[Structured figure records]

※

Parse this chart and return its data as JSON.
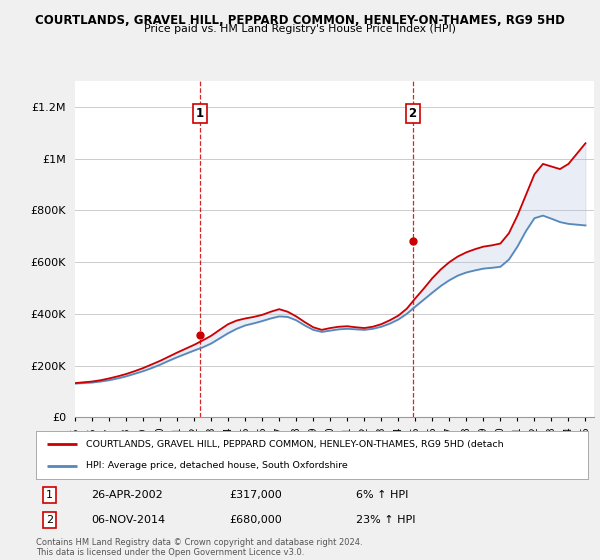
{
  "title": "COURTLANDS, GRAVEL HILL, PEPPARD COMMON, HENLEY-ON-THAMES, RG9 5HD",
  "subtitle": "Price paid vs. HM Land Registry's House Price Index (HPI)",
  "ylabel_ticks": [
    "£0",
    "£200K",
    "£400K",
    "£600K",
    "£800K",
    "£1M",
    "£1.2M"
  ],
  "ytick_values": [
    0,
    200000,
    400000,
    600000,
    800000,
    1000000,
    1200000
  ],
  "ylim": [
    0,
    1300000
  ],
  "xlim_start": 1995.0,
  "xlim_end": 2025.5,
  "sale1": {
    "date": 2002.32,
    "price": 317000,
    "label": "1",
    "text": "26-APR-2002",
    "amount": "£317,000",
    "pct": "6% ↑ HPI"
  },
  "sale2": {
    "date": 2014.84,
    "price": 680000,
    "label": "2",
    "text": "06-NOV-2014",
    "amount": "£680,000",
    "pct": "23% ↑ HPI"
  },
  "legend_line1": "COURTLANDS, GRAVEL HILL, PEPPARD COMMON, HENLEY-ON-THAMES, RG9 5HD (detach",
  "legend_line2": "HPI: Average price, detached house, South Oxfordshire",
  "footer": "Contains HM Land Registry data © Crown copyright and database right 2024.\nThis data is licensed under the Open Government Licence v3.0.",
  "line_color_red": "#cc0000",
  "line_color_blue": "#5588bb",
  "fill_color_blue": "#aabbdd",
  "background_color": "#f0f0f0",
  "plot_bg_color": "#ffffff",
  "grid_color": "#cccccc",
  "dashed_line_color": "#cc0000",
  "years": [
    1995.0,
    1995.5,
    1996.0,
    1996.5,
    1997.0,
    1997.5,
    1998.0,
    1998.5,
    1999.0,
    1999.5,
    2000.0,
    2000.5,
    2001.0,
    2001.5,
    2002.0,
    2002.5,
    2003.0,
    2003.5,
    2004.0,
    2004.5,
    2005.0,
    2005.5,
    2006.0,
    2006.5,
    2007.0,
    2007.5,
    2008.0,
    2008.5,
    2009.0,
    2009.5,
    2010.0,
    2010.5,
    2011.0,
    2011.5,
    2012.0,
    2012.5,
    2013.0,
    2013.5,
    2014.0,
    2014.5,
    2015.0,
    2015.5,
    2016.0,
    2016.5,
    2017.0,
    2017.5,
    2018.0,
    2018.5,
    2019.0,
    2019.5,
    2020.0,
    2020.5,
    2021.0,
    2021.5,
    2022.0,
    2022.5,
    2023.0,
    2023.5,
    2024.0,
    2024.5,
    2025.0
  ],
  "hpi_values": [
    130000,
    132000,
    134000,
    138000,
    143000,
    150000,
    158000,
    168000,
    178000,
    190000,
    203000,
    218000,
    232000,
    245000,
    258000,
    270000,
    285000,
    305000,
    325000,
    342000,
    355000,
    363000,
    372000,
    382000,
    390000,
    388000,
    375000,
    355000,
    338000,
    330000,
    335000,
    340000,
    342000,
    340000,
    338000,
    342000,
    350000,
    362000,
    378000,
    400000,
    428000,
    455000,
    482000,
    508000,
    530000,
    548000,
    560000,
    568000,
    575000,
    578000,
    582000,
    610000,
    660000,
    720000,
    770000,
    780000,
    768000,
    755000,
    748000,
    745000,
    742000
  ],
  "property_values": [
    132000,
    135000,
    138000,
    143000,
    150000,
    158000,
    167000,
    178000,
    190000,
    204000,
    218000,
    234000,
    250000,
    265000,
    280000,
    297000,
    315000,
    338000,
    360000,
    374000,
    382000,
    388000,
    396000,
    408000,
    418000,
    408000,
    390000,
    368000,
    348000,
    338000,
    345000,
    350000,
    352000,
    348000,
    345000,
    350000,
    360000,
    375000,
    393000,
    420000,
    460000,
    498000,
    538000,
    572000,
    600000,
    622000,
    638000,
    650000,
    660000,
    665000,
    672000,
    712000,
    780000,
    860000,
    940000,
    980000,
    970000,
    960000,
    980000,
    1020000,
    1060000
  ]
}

※

WORK TO COMPLETE:
Quote the preceding listing precisely and completely, omitting its images.

THE COMPLETED TASK:
Parse this chart and return its data as JSON.
{
  "title": "COURTLANDS, GRAVEL HILL, PEPPARD COMMON, HENLEY-ON-THAMES, RG9 5HD",
  "subtitle": "Price paid vs. HM Land Registry's House Price Index (HPI)",
  "ylabel_ticks": [
    "£0",
    "£200K",
    "£400K",
    "£600K",
    "£800K",
    "£1M",
    "£1.2M"
  ],
  "ytick_values": [
    0,
    200000,
    400000,
    600000,
    800000,
    1000000,
    1200000
  ],
  "ylim": [
    0,
    1300000
  ],
  "xlim_start": 1995.0,
  "xlim_end": 2025.5,
  "sale1": {
    "date": 2002.32,
    "price": 317000,
    "label": "1",
    "text": "26-APR-2002",
    "amount": "£317,000",
    "pct": "6% ↑ HPI"
  },
  "sale2": {
    "date": 2014.84,
    "price": 680000,
    "label": "2",
    "text": "06-NOV-2014",
    "amount": "£680,000",
    "pct": "23% ↑ HPI"
  },
  "legend_line1": "COURTLANDS, GRAVEL HILL, PEPPARD COMMON, HENLEY-ON-THAMES, RG9 5HD (detach",
  "legend_line2": "HPI: Average price, detached house, South Oxfordshire",
  "footer": "Contains HM Land Registry data © Crown copyright and database right 2024.\nThis data is licensed under the Open Government Licence v3.0.",
  "line_color_red": "#cc0000",
  "line_color_blue": "#5588bb",
  "fill_color_blue": "#aabbdd",
  "background_color": "#f0f0f0",
  "plot_bg_color": "#ffffff",
  "grid_color": "#cccccc",
  "dashed_line_color": "#cc0000",
  "years": [
    1995.0,
    1995.5,
    1996.0,
    1996.5,
    1997.0,
    1997.5,
    1998.0,
    1998.5,
    1999.0,
    1999.5,
    2000.0,
    2000.5,
    2001.0,
    2001.5,
    2002.0,
    2002.5,
    2003.0,
    2003.5,
    2004.0,
    2004.5,
    2005.0,
    2005.5,
    2006.0,
    2006.5,
    2007.0,
    2007.5,
    2008.0,
    2008.5,
    2009.0,
    2009.5,
    2010.0,
    2010.5,
    2011.0,
    2011.5,
    2012.0,
    2012.5,
    2013.0,
    2013.5,
    2014.0,
    2014.5,
    2015.0,
    2015.5,
    2016.0,
    2016.5,
    2017.0,
    2017.5,
    2018.0,
    2018.5,
    2019.0,
    2019.5,
    2020.0,
    2020.5,
    2021.0,
    2021.5,
    2022.0,
    2022.5,
    2023.0,
    2023.5,
    2024.0,
    2024.5,
    2025.0
  ],
  "hpi_values": [
    130000,
    132000,
    134000,
    138000,
    143000,
    150000,
    158000,
    168000,
    178000,
    190000,
    203000,
    218000,
    232000,
    245000,
    258000,
    270000,
    285000,
    305000,
    325000,
    342000,
    355000,
    363000,
    372000,
    382000,
    390000,
    388000,
    375000,
    355000,
    338000,
    330000,
    335000,
    340000,
    342000,
    340000,
    338000,
    342000,
    350000,
    362000,
    378000,
    400000,
    428000,
    455000,
    482000,
    508000,
    530000,
    548000,
    560000,
    568000,
    575000,
    578000,
    582000,
    610000,
    660000,
    720000,
    770000,
    780000,
    768000,
    755000,
    748000,
    745000,
    742000
  ],
  "property_values": [
    132000,
    135000,
    138000,
    143000,
    150000,
    158000,
    167000,
    178000,
    190000,
    204000,
    218000,
    234000,
    250000,
    265000,
    280000,
    297000,
    315000,
    338000,
    360000,
    374000,
    382000,
    388000,
    396000,
    408000,
    418000,
    408000,
    390000,
    368000,
    348000,
    338000,
    345000,
    350000,
    352000,
    348000,
    345000,
    350000,
    360000,
    375000,
    393000,
    420000,
    460000,
    498000,
    538000,
    572000,
    600000,
    622000,
    638000,
    650000,
    660000,
    665000,
    672000,
    712000,
    780000,
    860000,
    940000,
    980000,
    970000,
    960000,
    980000,
    1020000,
    1060000
  ]
}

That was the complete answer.